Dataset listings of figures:
========================

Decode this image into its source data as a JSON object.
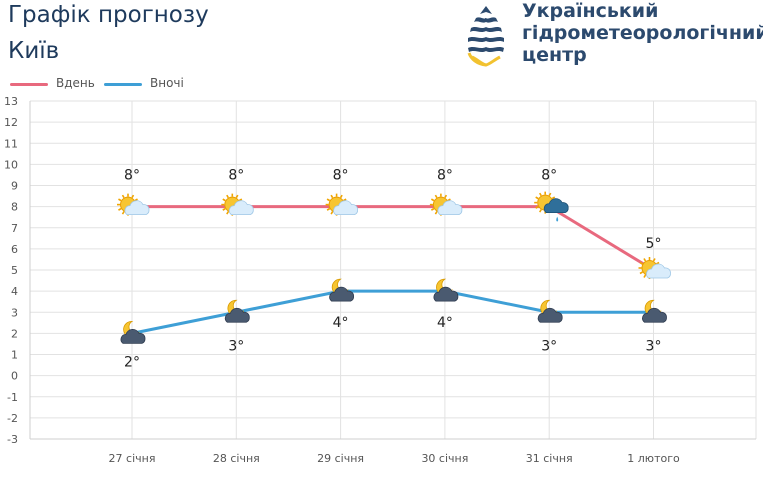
{
  "header": {
    "title": "Графік прогнозу",
    "city": "Київ"
  },
  "organization": {
    "name_line1": "Український",
    "name_line2": "гідрометеорологічний",
    "name_line3": "центр",
    "logo_icon": "water-drop-logo-icon"
  },
  "colors": {
    "day": "#e8697e",
    "night": "#3e9fd6",
    "grid": "#e2e2e2",
    "text": "#1e3a5c"
  },
  "legend": {
    "day_label": "Вдень",
    "night_label": "Вночі"
  },
  "chart_data": {
    "type": "line",
    "categories": [
      "27 січня",
      "28 січня",
      "29 січня",
      "30 січня",
      "31 січня",
      "1 лютого"
    ],
    "ylim": [
      -3,
      13
    ],
    "yticks": [
      13,
      12,
      11,
      10,
      9,
      8,
      7,
      6,
      5,
      4,
      3,
      2,
      1,
      0,
      -1,
      -2,
      -3
    ],
    "grid": true,
    "legend_position": "top-left",
    "series": [
      {
        "name": "Вдень",
        "values": [
          8,
          8,
          8,
          8,
          8,
          5
        ],
        "labels": [
          "8°",
          "8°",
          "8°",
          "8°",
          "8°",
          "5°"
        ],
        "icons": [
          "sun-cloud-icon",
          "sun-cloud-icon",
          "sun-cloud-icon",
          "sun-cloud-icon",
          "sun-rain-cloud-icon",
          "sun-cloud-icon"
        ]
      },
      {
        "name": "Вночі",
        "values": [
          2,
          3,
          4,
          4,
          3,
          3
        ],
        "labels": [
          "2°",
          "3°",
          "4°",
          "4°",
          "3°",
          "3°"
        ],
        "icons": [
          "moon-cloud-icon",
          "moon-cloud-icon",
          "moon-cloud-icon",
          "moon-cloud-icon",
          "moon-cloud-icon",
          "moon-cloud-icon"
        ]
      }
    ]
  }
}
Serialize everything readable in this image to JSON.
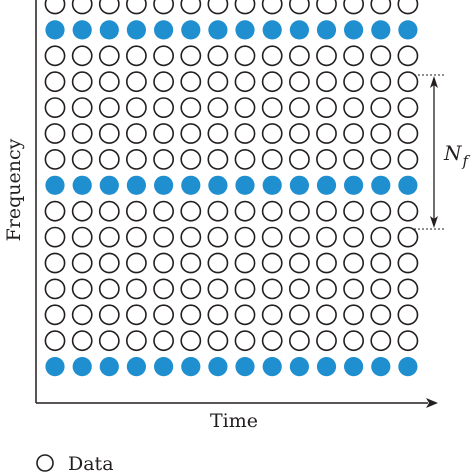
{
  "axes": {
    "x_label": "Time",
    "y_label": "Frequency"
  },
  "annotation": {
    "symbol_main": "N",
    "symbol_sub": "f"
  },
  "legend": {
    "items": [
      {
        "label": "Data",
        "marker": "hollow-circle"
      }
    ]
  },
  "grid": {
    "columns": 14,
    "rows": 15,
    "pilot_rows_from_top": [
      1,
      7,
      14
    ],
    "spacing_rows": 6
  },
  "colors": {
    "pilot_fill": "#1f8fcf",
    "data_stroke": "#231f20",
    "axis": "#231f20"
  }
}
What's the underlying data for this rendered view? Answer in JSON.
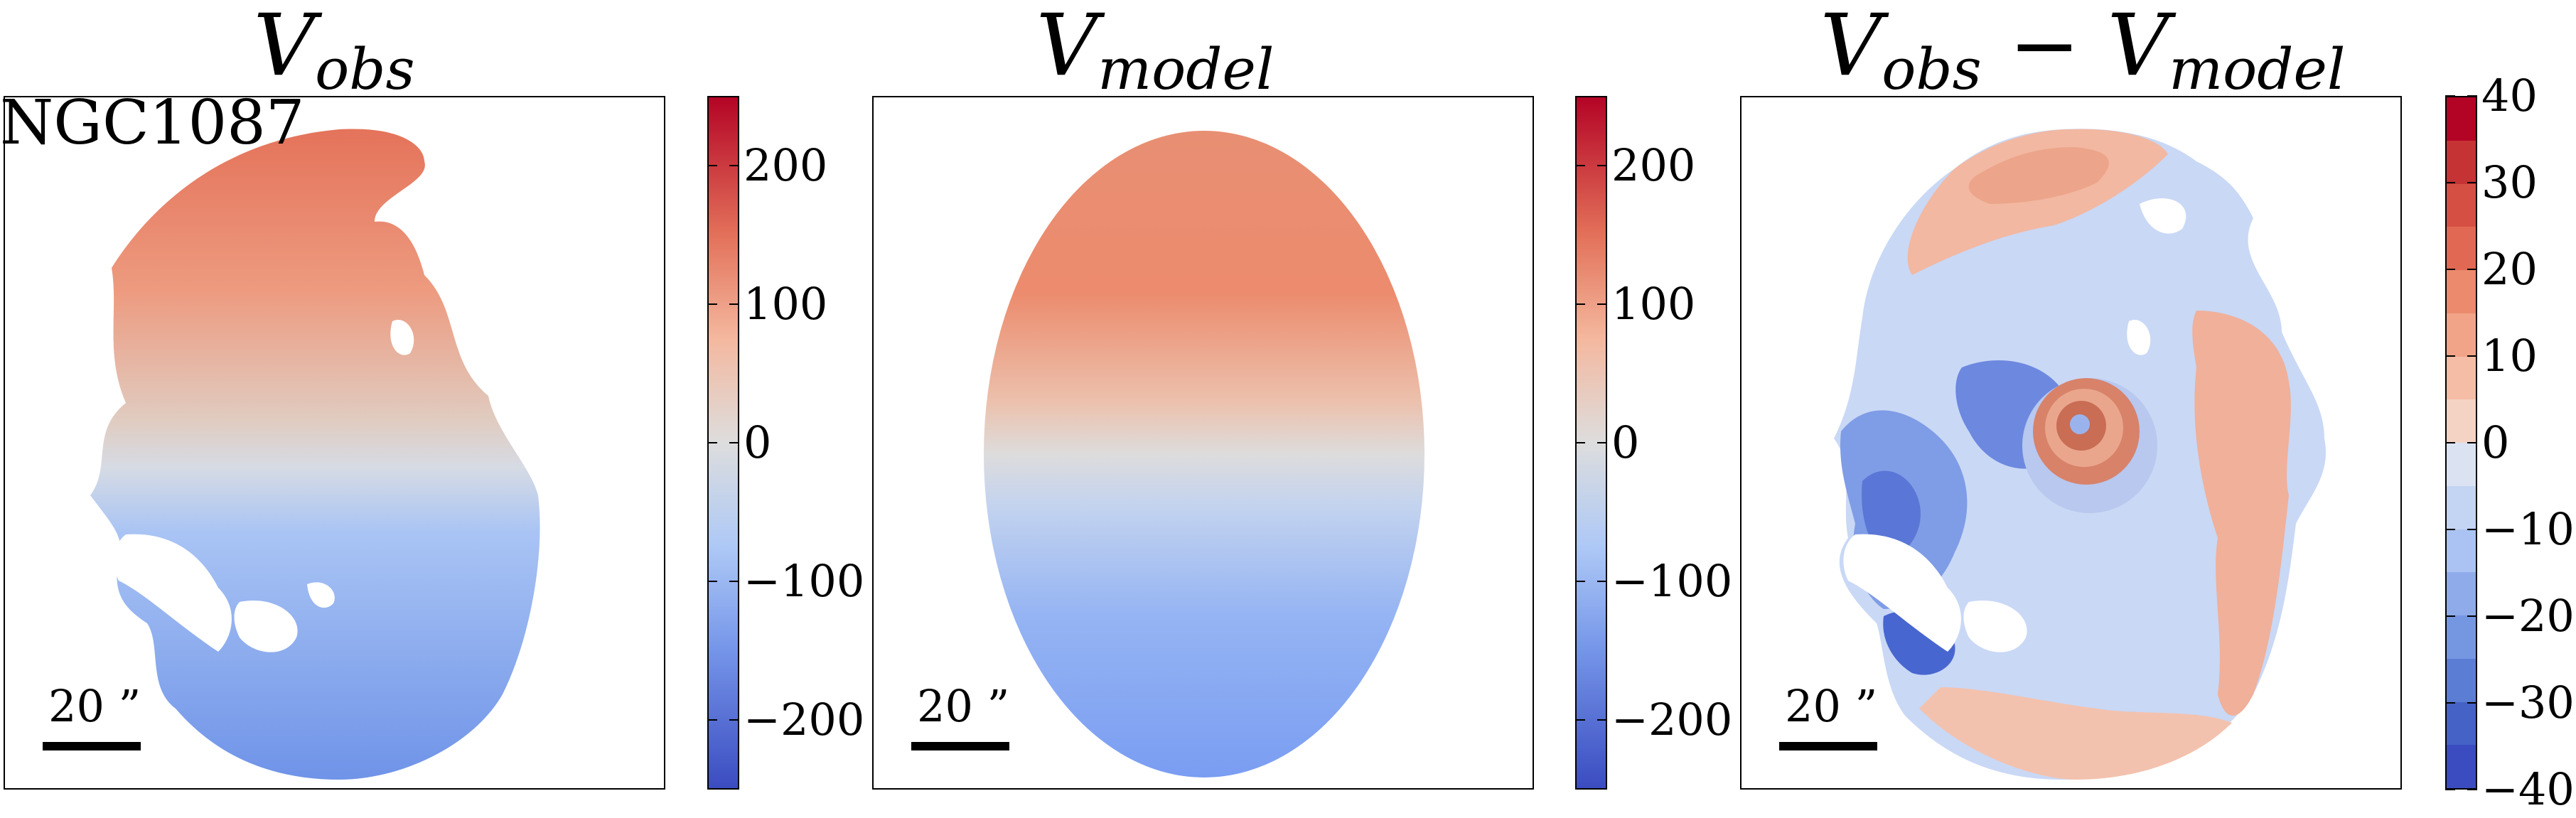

========================

WRITTEN EXERCISE >> For the string "this", count the lines of the entries above that include it; answer with the number only.

SOLUTION TO THE PROBLEM >> 3